**Stated exercise**
Reproduce word for word the passage of the project descriptions starting at "Neural radiance fields" and ending at "dome is explored.".

**Document excerpt**
(begin)
Neural radiance fields (NeRF) are an emerging technology for photorealistic view synthesis on 3D sceneries. Unlike other approaches, the 3D geometry of the scene is not explicity modelled and stored, rather implicitly encoded into a multi-layer perceptron (MLP). NeRFs have produced impressive results for a number of applications. In this project, the applicability of NeRFs in the context of our 3reCapSL photo dome is explored.

For that purpose a (1) 3D reconstruction pipeline is to be scripted, (2) a deep understanding and solid implementation skill on NeRFs is developed, and (3) extensions on NeRFs for recognition tasks are to be explored.

Supervised by Jan Frederick Eick, Paul Debus, and Christian Benz.

Generating 3D Interior Design for Point Cloud Scene Understanding and Room Layout Analysis (SoSe 2022)

Data-driven algorithms require a reasonable amount of data. Especially for 3D scenes, the amount and kind of training data available for learning highly accurate and robust models is still very limited. In the course of the project, the lack of data is reduced by generating appealing 3D interior scenes to facilitate the learning of powerful models for scene understanding and room layout analysis.

The project is managed via the Moodle room.

Sharp - Image Sharpness Assessment for Non-stationary Image Acquisition Platforms (SoSe 2022)

The relevance of non-stationary platforms for image acquisition -- such as mobile phones or drones -- is steadily increasing for a variety of applications. The resolution (closely related to image sharpness) achievable for certain camera configurations and acquisition distances was theoretically answered with reference to the pinhole camera model. The practically obtained resolution may, however, be distinctly worse than the theoretically possible one. Factors like (motion) blur, out of focus, noise, and improper camera parameters can impede the image quality.

In this project, the practical resolution will be measured by means of a Siemens star. The goal is to implement a robust detection pipeline, that automatically triggers a camera, transfers the image, detects the Siemens star, measures the ellipse of blur, and estimates the deviation of theoretical and practical resolution. The implementation will be deployed on the Nvidia Jetson Nano platform using e.g. the robot operating system (ROS). By linking sensory information from Jetson Nano with the estimated image resolution, it, finally, is possible to analyze and quantify the deteriorating effects of motion during acquisition.
(end)
**Supplied data**
(begin)
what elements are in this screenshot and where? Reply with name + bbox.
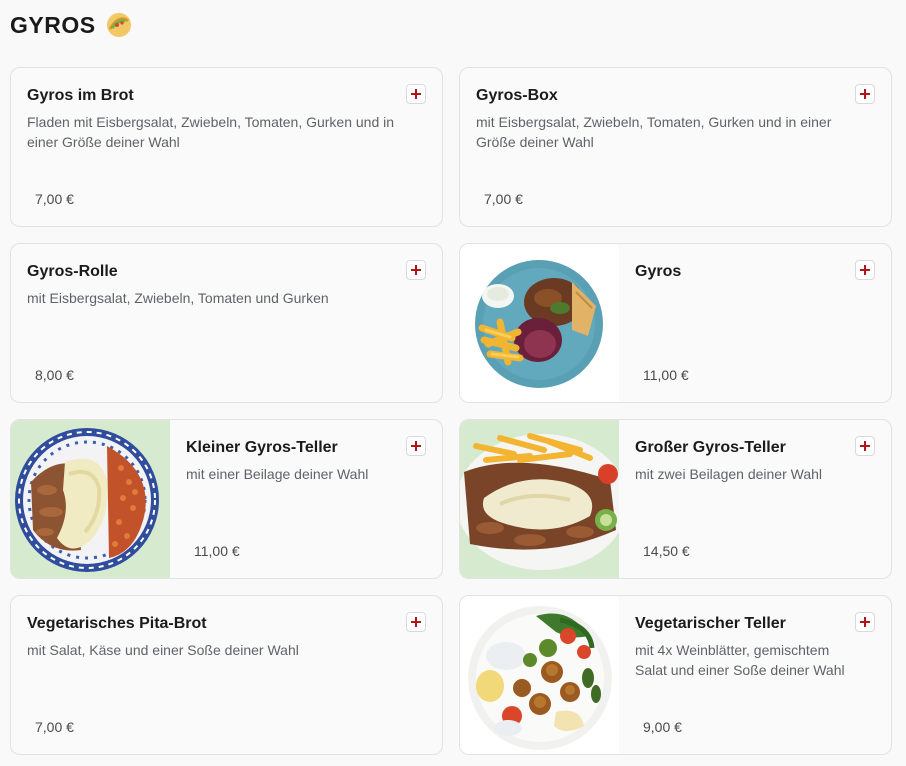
(end)
**Task answer**
Neural radiance fields (NeRF) are an emerging technology for photorealistic view synthesis on 3D sceneries. Unlike other approaches, the 3D geometry of the scene is not explicity modelled and stored, rather implicitly encoded into a multi-layer perceptron (MLP). NeRFs have produced impressive results for a number of applications. In this project, the applicability of NeRFs in the context of our 3reCapSL photo dome is explored.